**Text excerpt**.
━━━━━━━━━━━━━━━━━━━━

When finalized, the BLM’s proposed rule will hold oil and gas companies accountable — an effort that 92 percent of Colorado’s voters support. Senator Bennet echoed this call earlier this year when he sent a letter to the Department of the Interior advocating for bonding reform in line with his own proposed Oil and Gas Bonding Reform and Orphaned Well Remediation Act. 

Although data show that the overall trend for combined federal oil and gas production from federal lands in Colorado has been declining overall since 2014, the updated bonding requirements in the Oil and Gas Rule will prevent the current orphaned well crisis from ballooning as oil and gas leasing and drilling continues in Colorado. 

Includes reforms that embrace the Interior Department’s authority to put guardrails on what lands are offered for leasing, as well as who’s allowed to be a part of the process. 

Outdated leasing policies have wasted agency time and resources by recklessly allowing oil and gas companies to nominate and lease public lands in Colorado with low or no potential for energy development or with important wildlife or recreation values, such as North Park and the Dolores River Canyon. 

When finalized, DOI’s proposed oil and gas rule will help curb the wasteful practice of speculative leasing and help expand opportunities for conservation and recreation for all who enjoy and rely on thriving wildlife and public lands across the state — an effort that 71 percent of Colorado voters support and expands on Senator Hickenlooper's COMPETES Act, signed into law via the Inflation Reduction Act, which ends the process of non-competitive leasing and frees more public lands for outdoor recreation, conservation and other uses, like renewable energy development. 

Oil and Gas Rule makes long awaited reforms, but BLM could go further to apply climate-impacts lens to public lands in this and future rulemakings 

Earlier this month, BLM issued a draft management plan for public lands in western Colorado which considers closing 1.6 million acres to oil and gas leasing. In contrast, under the existing resource management plans for the area, 80 to 87 percent of lands are currently open to oil and gas leasing. The significant reduction in proposed available lands is in part the result of the BLM redoing a previously inadequate climate impacts assessment. This type of thoughtful and holistic weighing of climate impacts and public lands values is critical at a time when Colorado is experiencing the dire impacts of a warming climate, like more severe drought, more intense and excessive heat and severe storms.  

Outside of individual resource management plans within Colorado, the BLM can make even more progress by making updates to the federal oil and gas program that respond to the negative impacts that climate change has on public lands and public lands resources themselves. It can do this through additional reforms to the leasing and nomination process and making equally crucial updates to the permitting side of the oil and gas program. The BLM not only has existing legal authority – but also an obligation – to align oil and gas decisions on public lands with the public interest, including safeguarding public wellbeing and preventing permanent degradation to the lands and ecosystems we all depend on in the face of climate change.

━━━━━━━━━━━━━━━━━━━━

**Problems to work on**.
1) Write out the passage on federal oil and gas rules in Colorado again, from the words "Although data show" through the words "of the process.", switching "orphaned well crisis" to "abandoned well crisis".
2) Answer these questions from the passage on federal oil and gas rules in Colorado:
(a) What percent of Colorado voters support holding oil and gas companies accountable?
(b) How many acres does the BLM's draft plan for western Colorado consider closing to oil and gas leasing?
(c) Under the existing resource management plans for that area, what share of lands is open to oil and gas leasing?
3) Continue the passage on federal oil and gas rules in Colorado with the next part, following its final sentence.

━━━━━━━━━━━━━━━━━━━━

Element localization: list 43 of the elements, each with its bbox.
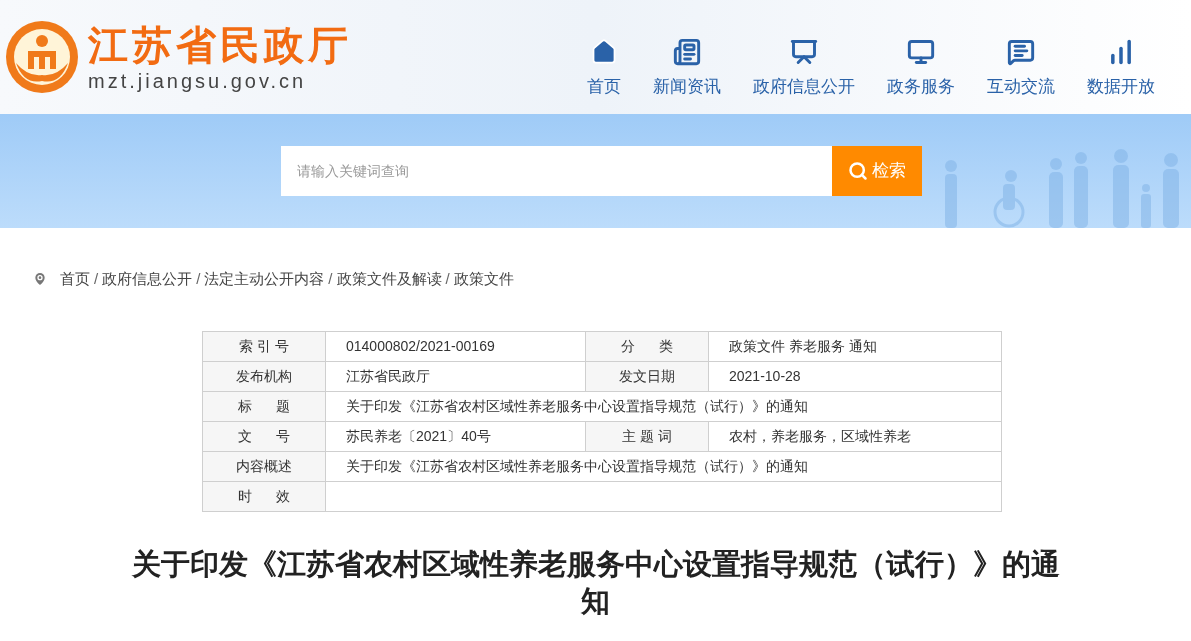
- field-label: 标 题: [202, 391, 326, 421]
- breadcrumb-link[interactable]: 政府信息公开: [102, 268, 193, 291]
- breadcrumb-separator: /: [328, 269, 333, 289]
- field-label: 文 号: [202, 421, 326, 451]
- nav-link[interactable]: 互动交流: [971, 38, 1071, 100]
- field-label: 内容概述: [202, 451, 326, 481]
- search-field[interactable]: 请输入关键词查询: [281, 146, 832, 196]
- newspaper-icon: [673, 38, 701, 67]
- breadcrumb-separator: /: [196, 269, 201, 289]
- breadcrumb-link[interactable]: 政策文件: [453, 268, 514, 291]
- breadcrumb-link[interactable]: 法定主动公开内容: [204, 268, 325, 291]
- breadcrumb-separator: /: [445, 269, 450, 289]
- breadcrumb-link[interactable]: 首页: [60, 268, 90, 291]
- field-value: 江苏省民政厅: [325, 361, 586, 391]
- site-name: 江苏省民政厅: [88, 22, 352, 69]
- nav-link[interactable]: 新闻资讯: [637, 38, 737, 100]
- breadcrumb-link[interactable]: 政策文件及解读: [336, 268, 442, 291]
- field-value: 农村，养老服务，区域性养老: [708, 421, 1002, 451]
- field-value: 政策文件 养老服务 通知: [708, 331, 1002, 361]
- nav-link[interactable]: 数据开放: [1071, 38, 1171, 100]
- location-pin-icon: [32, 271, 48, 288]
- field-value: 苏民养老〔2021〕40号: [325, 421, 586, 451]
- nav-link[interactable]: 政府信息公开: [737, 38, 871, 100]
- search-icon: [848, 161, 868, 181]
- field-value: 关于印发《江苏省农村区域性养老服务中心设置指导规范（试行）》的通知: [325, 451, 1002, 481]
- field-label: 发布机构: [202, 361, 326, 391]
- site-domain: mzt.jiangsu.gov.cn: [88, 69, 308, 93]
- field-value: 014000802/2021-00169: [325, 331, 586, 361]
- monitor-icon: [907, 38, 935, 67]
- board-icon: [790, 38, 818, 67]
- field-label: 时 效: [202, 481, 326, 511]
- logo-icon: [4, 19, 80, 95]
- breadcrumb-separator: /: [94, 269, 99, 289]
- article-title: 关于印发《江苏省农村区域性养老服务中心设置指导规范（试行）》的通知: [130, 546, 1061, 619]
- chat-icon: [1007, 38, 1035, 67]
- field-label: 索 引 号: [202, 331, 326, 361]
- nav-link[interactable]: 首页: [571, 38, 637, 100]
- field-value: 2021-10-28: [708, 361, 1002, 391]
- field-label: 发文日期: [585, 361, 709, 391]
- nav-link[interactable]: 政务服务: [871, 38, 971, 100]
- field-label: 分 类: [585, 331, 709, 361]
- field-value: 关于印发《江苏省农村区域性养老服务中心设置指导规范（试行）》的通知: [325, 391, 1002, 421]
- field-label: 主 题 词: [585, 421, 709, 451]
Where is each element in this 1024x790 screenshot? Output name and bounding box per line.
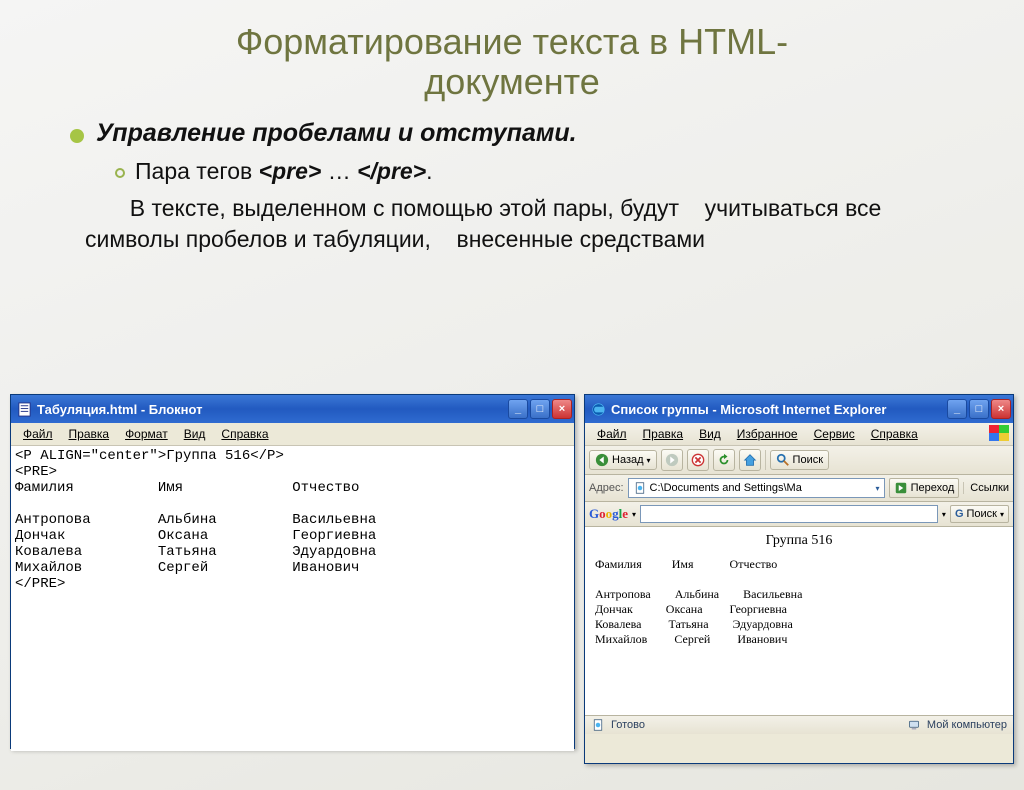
ie-menu-favorites[interactable]: Избранное [729,425,806,443]
go-label: Переход [911,482,955,494]
windows-flag-icon [989,425,1009,441]
ie-menu-file[interactable]: Файл [589,425,635,443]
notepad-icon [17,402,32,417]
ie-window: Список группы - Microsoft Internet Explo… [584,394,1014,764]
close-button[interactable]: × [552,399,572,419]
go-icon [894,481,908,495]
ie-navigation-toolbar: Назад ▾ Поиск [585,446,1013,475]
ie-icon [591,402,606,417]
notepad-textarea[interactable]: <P ALIGN="center">Группа 516</P> <PRE> Ф… [11,446,574,751]
address-input[interactable]: C:\Documents and Settings\Ма ▾ [628,478,885,498]
bullet2-dots: … [321,158,357,184]
ie-statusbar: Готово Мой компьютер [585,715,1013,734]
minimize-button[interactable]: _ [508,399,528,419]
bullet-ring-icon [115,168,125,178]
notepad-window-buttons: _ □ × [508,399,572,419]
notepad-titlebar[interactable]: Табуляция.html - Блокнот _ □ × [11,395,574,423]
title-line1: Форматирование текста в HTML- [236,21,788,62]
forward-icon [665,453,679,467]
bullet-1-row: Управление пробелами и отступами. [30,119,994,148]
status-ready: Готово [611,719,645,731]
bullet2-prefix: Пара тегов [135,158,259,184]
body-text: В тексте, выделенном с помощью этой пары… [85,193,944,255]
notepad-title: Табуляция.html - Блокнот [37,402,508,417]
home-button[interactable] [739,449,761,471]
menu-edit[interactable]: Правка [61,425,118,443]
ie-menu-tools[interactable]: Сервис [806,425,863,443]
ie-titlebar[interactable]: Список группы - Microsoft Internet Explo… [585,395,1013,423]
notepad-window: Табуляция.html - Блокнот _ □ × Файл Прав… [10,394,575,749]
bullet-2-text: Пара тегов <pre> … </pre>. [135,158,433,185]
page-pre-text: Фамилия Имя Отчество Антропова Альбина В… [595,557,1003,647]
ie-page-content: Группа 516 Фамилия Имя Отчество Антропов… [585,527,1013,715]
computer-icon [907,718,921,732]
ie-title: Список группы - Microsoft Internet Explo… [611,402,947,417]
menu-file[interactable]: Файл [15,425,61,443]
forward-button[interactable] [661,449,683,471]
stop-icon [691,453,705,467]
google-toolbar: Google ▾ ▾ G Поиск ▾ [585,502,1013,527]
ie-addressbar: Адрес: C:\Documents and Settings\Ма ▾ Пе… [585,475,1013,502]
ie-menu-help[interactable]: Справка [863,425,926,443]
menu-format[interactable]: Формат [117,425,176,443]
home-icon [743,453,757,467]
back-label: Назад [612,454,644,466]
bullet-1-text: Управление пробелами и отступами. [96,119,577,148]
dropdown-icon: ▾ [1000,510,1004,519]
ie-menu-edit[interactable]: Правка [635,425,692,443]
page-icon [591,718,605,732]
menu-view[interactable]: Вид [176,425,214,443]
bullet2-open: <pre> [259,158,322,184]
search-button[interactable]: Поиск [770,450,829,470]
google-search-button[interactable]: G Поиск ▾ [950,505,1009,523]
go-button[interactable]: Переход [889,478,960,498]
page-icon [633,481,647,495]
address-value: C:\Documents and Settings\Ма [650,482,802,494]
search-label: Поиск [793,454,823,466]
maximize-button[interactable]: □ [530,399,550,419]
bullet-2-row: Пара тегов <pre> … </pre>. [115,158,994,185]
maximize-button[interactable]: □ [969,399,989,419]
stop-button[interactable] [687,449,709,471]
refresh-button[interactable] [713,449,735,471]
google-search-input[interactable] [640,505,938,523]
status-zone: Мой компьютер [927,719,1007,731]
dropdown-icon[interactable]: ▾ [942,510,946,519]
bullet2-close: </pre> [357,158,426,184]
ie-menu-view[interactable]: Вид [691,425,729,443]
ie-menubar: Файл Правка Вид Избранное Сервис Справка [585,423,1013,446]
minimize-button[interactable]: _ [947,399,967,419]
title-line2: документе [424,61,600,102]
ie-window-buttons: _ □ × [947,399,1011,419]
slide-title: Форматирование текста в HTML- документе [0,22,1024,101]
dropdown-icon[interactable]: ▾ [876,484,880,493]
search-icon [776,453,790,467]
close-button[interactable]: × [991,399,1011,419]
dropdown-icon: ▾ [647,456,651,465]
bullet2-suffix: . [426,158,432,184]
address-label: Адрес: [589,482,624,494]
links-label[interactable]: Ссылки [963,482,1009,494]
back-button[interactable]: Назад ▾ [589,450,657,470]
google-search-label: Поиск [967,508,997,520]
menu-help[interactable]: Справка [213,425,276,443]
slide-content: Управление пробелами и отступами. Пара т… [30,119,994,255]
page-heading: Группа 516 [595,533,1003,549]
bullet-dot-icon [70,129,84,143]
refresh-icon [717,453,731,467]
back-icon [595,453,609,467]
dropdown-icon[interactable]: ▾ [632,510,636,519]
google-logo-icon: Google [589,506,628,522]
notepad-menubar: Файл Правка Формат Вид Справка [11,423,574,446]
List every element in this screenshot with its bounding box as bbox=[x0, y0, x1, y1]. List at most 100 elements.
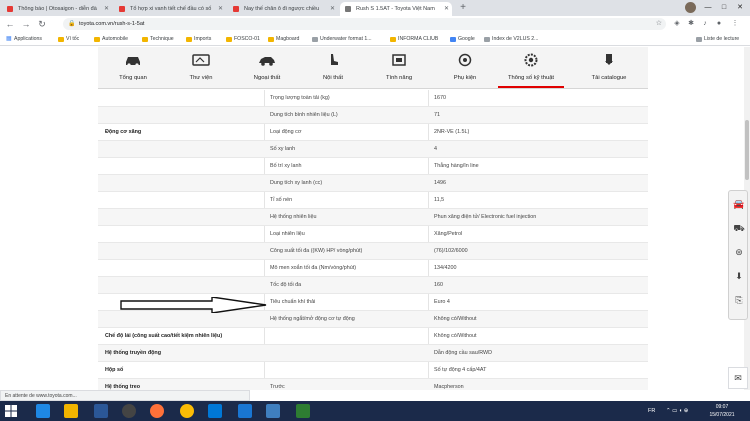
car-front-icon[interactable]: ⛟ bbox=[731, 219, 747, 237]
nav-features[interactable]: Tính năng bbox=[366, 47, 432, 88]
address-bar[interactable]: 🔒 toyota.com.vn/rush-s-1-5at ☆ bbox=[63, 18, 666, 30]
bookmark-item[interactable]: ▦ Applications bbox=[6, 34, 42, 45]
tab-title: Tổ hợp xi vanh tiết chế đầu có số bbox=[130, 6, 212, 12]
nav-label: Ngoại thất bbox=[253, 75, 281, 81]
spec-value: Euro 4 bbox=[434, 299, 450, 305]
spec-group bbox=[105, 260, 263, 277]
spec-row: Trọng lượng toàn tải (kg) 1670 bbox=[98, 90, 648, 107]
media-icon[interactable]: ♪ bbox=[700, 19, 710, 29]
bookmark-item[interactable]: Google bbox=[450, 34, 475, 45]
file-explorer-icon[interactable] bbox=[64, 404, 78, 418]
bookmark-label: FOSCO-01 bbox=[234, 36, 260, 42]
bookmark-label: Applications bbox=[14, 36, 42, 42]
download-icon[interactable]: ⬇ bbox=[731, 267, 747, 285]
nav-interior[interactable]: Nội thất bbox=[300, 47, 366, 88]
close-tab-icon[interactable]: ✕ bbox=[104, 2, 109, 16]
spec-row: Hệ thống ngắt/mở động cơ tự động Không có… bbox=[98, 311, 648, 328]
scrollbar-thumb[interactable] bbox=[745, 120, 749, 180]
spec-group bbox=[105, 175, 263, 192]
spec-name: Số xy lanh bbox=[270, 146, 296, 152]
spec-value: Dẫn động cầu sau/RWD bbox=[434, 350, 493, 356]
browser-tab[interactable]: Nay thế chân ô đi ngược chiều ✕ bbox=[228, 2, 338, 16]
browser-tab[interactable]: Thông báo | Otosaigon - diễn đà ✕ bbox=[2, 2, 112, 16]
close-window-button[interactable]: ✕ bbox=[730, 0, 750, 16]
tray-icons[interactable]: ⌃ ▭ ◖ ⊕ bbox=[666, 404, 688, 418]
annotation-arrow bbox=[120, 297, 267, 313]
spec-group bbox=[105, 311, 263, 328]
app-icon[interactable] bbox=[238, 404, 252, 418]
close-tab-icon[interactable]: ✕ bbox=[444, 2, 449, 16]
forward-arrow-icon[interactable]: → bbox=[20, 18, 32, 30]
close-tab-icon[interactable]: ✕ bbox=[218, 2, 223, 16]
language-indicator[interactable]: FR bbox=[648, 404, 655, 418]
app-icon[interactable] bbox=[122, 404, 136, 418]
reload-icon[interactable]: ↻ bbox=[36, 18, 48, 30]
spec-name: Mô men xoắn tối đa (Nm/vòng/phút) bbox=[270, 265, 356, 271]
taskbar-clock[interactable]: 09:07 15/07/2021 bbox=[700, 403, 744, 419]
back-arrow-icon[interactable]: ← bbox=[4, 18, 16, 30]
spec-group: Hệ thống truyền động bbox=[105, 350, 161, 356]
bookmark-item[interactable]: Underwater format 1... bbox=[312, 34, 372, 45]
nav-library[interactable]: Thư viện bbox=[168, 47, 234, 88]
bookmark-item[interactable]: Technique bbox=[142, 34, 174, 45]
spec-row: Hệ thống nhiên liệu Phun xăng điện tử/ El… bbox=[98, 209, 648, 226]
bookmark-item[interactable]: INFORMA CLIUB bbox=[390, 34, 438, 45]
browser-tab-active[interactable]: Rush S 1.5AT - Toyota Việt Nam ✕ bbox=[340, 2, 452, 16]
globe-icon bbox=[312, 37, 318, 42]
profile-avatar[interactable] bbox=[685, 2, 696, 13]
profile-icon[interactable]: ● bbox=[714, 19, 724, 29]
app-icon[interactable] bbox=[208, 404, 222, 418]
spec-row: Số xy lanh 4 bbox=[98, 141, 648, 158]
quote-icon[interactable]: ⎘ bbox=[731, 291, 747, 309]
menu-kebab-icon[interactable]: ⋮ bbox=[730, 19, 740, 29]
spec-name bbox=[270, 328, 430, 345]
bookmark-label: Index de V2LUS 2... bbox=[492, 36, 539, 42]
close-tab-icon[interactable]: ✕ bbox=[330, 2, 335, 16]
firefox-icon[interactable] bbox=[150, 404, 164, 418]
nav-accessories[interactable]: Phụ kiện bbox=[432, 47, 498, 88]
gallery-icon bbox=[192, 54, 210, 66]
extensions-puzzle-icon[interactable]: ✱ bbox=[686, 19, 696, 29]
spec-group: Động cơ xăng bbox=[105, 129, 142, 135]
steering-wheel-icon[interactable]: ⊛ bbox=[731, 243, 747, 261]
bookmark-item[interactable]: Imports bbox=[186, 34, 211, 45]
bookmark-item[interactable]: Index de V2LUS 2... bbox=[484, 34, 538, 45]
reading-list[interactable]: Liste de lecture bbox=[696, 34, 739, 45]
lock-icon: 🔒 bbox=[68, 21, 76, 27]
spec-value: 4 bbox=[434, 146, 437, 152]
spec-value: Phun xăng điện tử/ Electronic fuel injec… bbox=[434, 214, 537, 220]
app-icon[interactable] bbox=[296, 404, 310, 418]
bookmark-label: Technique bbox=[150, 36, 174, 42]
spec-row: Mô men xoắn tối đa (Nm/vòng/phút) 134/420… bbox=[98, 260, 648, 277]
car-icon[interactable]: 🚘 bbox=[731, 195, 747, 213]
app-icon[interactable] bbox=[94, 404, 108, 418]
browser-tab-strip: Thông báo | Otosaigon - diễn đà ✕ Tổ hợp… bbox=[0, 0, 750, 16]
bookmark-item[interactable]: Automobile bbox=[94, 34, 128, 45]
spec-group bbox=[105, 107, 263, 124]
windows-start-icon[interactable] bbox=[4, 404, 18, 418]
nav-overview[interactable]: Tổng quan bbox=[100, 47, 166, 88]
nav-specifications[interactable]: Thông số kỹ thuật bbox=[498, 47, 564, 88]
spec-row: Chế độ lái (công suất cao/tiết kiệm nhiê… bbox=[98, 328, 648, 345]
app-icon[interactable] bbox=[266, 404, 280, 418]
bookmark-label: Underwater format 1... bbox=[320, 36, 372, 42]
folder-icon bbox=[58, 37, 64, 42]
bookmark-star-icon[interactable]: ☆ bbox=[656, 18, 662, 30]
bookmark-item[interactable]: Ví tốc bbox=[58, 34, 79, 45]
chat-icon[interactable]: ✉ bbox=[728, 367, 748, 389]
browser-tab[interactable]: Tổ hợp xi vanh tiết chế đầu có số ✕ bbox=[114, 2, 226, 16]
bookmark-item[interactable]: Magboard bbox=[268, 34, 299, 45]
internet-explorer-icon[interactable] bbox=[36, 404, 50, 418]
chrome-icon[interactable] bbox=[180, 404, 194, 418]
spec-value: 160 bbox=[434, 282, 443, 288]
spec-row: Loại nhiên liệu Xăng/Petrol bbox=[98, 226, 648, 243]
nav-download-catalogue[interactable]: Tải catalogue bbox=[576, 47, 642, 88]
folder-icon bbox=[186, 37, 192, 42]
extension-icon[interactable]: ◈ bbox=[672, 19, 682, 29]
reading-list-icon bbox=[696, 37, 702, 42]
nav-exterior[interactable]: Ngoại thất bbox=[234, 47, 300, 88]
spec-row: Hệ thống treo Trước Macpherson bbox=[98, 379, 648, 390]
bookmark-label: Magboard bbox=[276, 36, 300, 42]
new-tab-button[interactable]: + bbox=[457, 2, 469, 14]
bookmark-item[interactable]: FOSCO-01 bbox=[226, 34, 260, 45]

━━━━━━━━━━━━━━━━━━━━

**Responses**.
1)
Although data show that the overall trend for combined federal oil and gas production from federal lands in Colorado has been declining overall since 2014, the updated bonding requirements in the Oil and Gas Rule will prevent the current abandoned well crisis from ballooning as oil and gas leasing and drilling continues in Colorado. 

Includes reforms that embrace the Interior Department’s authority to put guardrails on what lands are offered for leasing, as well as who’s allowed to be a part of the process.

2)
(a) 92 percent
(b) 1.6 million acres
(c) 80 to 87 percent

3)
BLM Oil and Gas Rule part of series of policy updates that together could drive era of more comprehensive, holistic public lands management in Colorado 

The Oil and Gas Rule is one of a set of necessary policy improvements the BLM is pursuing this year that should work as a package, putting public lands to work on the challenges of the 21st century – countering climate change and biodiversity loss while safeguarding cultural knowledge and resources, and expanding safe, healthy access to nature for all people. 

Public Lands Rule 

Colorado’s public lands are not immune to the ongoing impacts of climate change, from drought and flooding to extreme wildfire, which degrade landscapes alongside biodiversity loss and the ongoing impacts from fossil fuel extraction. While the BLM’s Oil and Gas Rule updates how and where oil and gas companies claim stake on public lands, its proposed Public Lands Rule places land health and resilience of whole ecosystems on equal footing with other uses, like fossil fuel extraction, for the first-time. 

The Public Lands Rule does this using additional tools (e.g., by clarifying designations like Areas of Critical Environmental Concern) and priorities (e.g., managing for intact landscapes and land health standards) that allow local land managers to make decisions to best manage the areas under their care, with strong public and Tribal nations input. At the same time, the rule also creates an additional tool called conservation leasing, which can be a win-win for both responsible renewable energy deployment on public lands and protecting wildlife by enabling mitigation opportunities to offset development impacts on habitat or other values of public lands.     

Renewable Energy Rule and Western Solar Plan 

At the same time, renewable energy is expanding across the state. Since 2010, Colorado's total renewable electricity net generation has more than quadrupled and it accounted for 37 percent of the state's total generation in 2022. With an energy transition well underway in the state, Colorado should be prepared to reap its economic benefits. 

This sentiment is echoed by the state’s elected officials. Governor Polis recently signed a package of bills into law that would reduce greenhouse gas emissions by 100 percent by 2050, using a variety of tactics like streamlining local solar energy development.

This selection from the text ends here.